> [Goal]: Set down the Pre-SIP post below on string literals and interpolations in full, word for word.

::: Source excerpt

Pre-SIP: addressing warts in string literals and interpolations

There is a bunch of inconsistencies and redundancy around string literals and interpolations that I think can be cleaned up and allow for a more consistent and simpler language.

Single and triple quoted strings differ in two ways: how escape sequences are handled and whether they accept new line literals.

Single and triple quoted interpolations differ only in the literal newlines. Because the interpolator decides on how escapes are handled and the interpolator doesn’t have access to whether the input was single or double quoted, it can’t differentiate between the two even if it wanted to.

A first observation is that there isn’t much of a reason not to let single quoted strings and interpolations contain newlines. It would take something that’s now a syntax error and make it in what is the obviously intended thing. It departs from how Java handles things, but if you go in thinking things work as in Java, the worst that could happen is you’re pleasantly surprised.

It would also be sort of nice if interpolations did know whether or not they are single quoted or triple quoted. They could then decide to handle escapes differently between single and triple quoted interpolations, eliminating a potential source of surprise.

::::::
::: Dataset extract

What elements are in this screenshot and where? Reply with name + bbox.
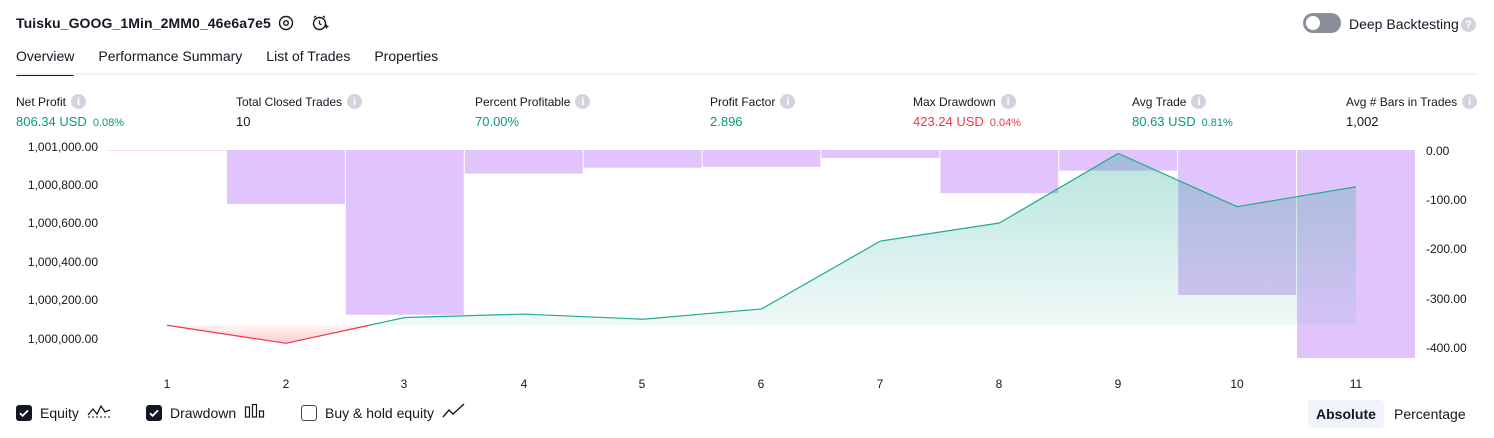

::::::

> [Output]:
Pre-SIP: addressing warts in string literals and interpolations

There is a bunch of inconsistencies and redundancy around string literals and interpolations that I think can be cleaned up and allow for a more consistent and simpler language.

Single and triple quoted strings differ in two ways: how escape sequences are handled and whether they accept new line literals.

Single and triple quoted interpolations differ only in the literal newlines. Because the interpolator decides on how escapes are handled and the interpolator doesn’t have access to whether the input was single or double quoted, it can’t differentiate between the two even if it wanted to.

A first observation is that there isn’t much of a reason not to let single quoted strings and interpolations contain newlines. It would take something that’s now a syntax error and make it in what is the obviously intended thing. It departs from how Java handles things, but if you go in thinking things work as in Java, the worst that could happen is you’re pleasantly surprised.

It would also be sort of nice if interpolations did know whether or not they are single quoted or triple quoted. They could then decide to handle escapes differently between single and triple quoted interpolations, eliminating a potential source of surprise.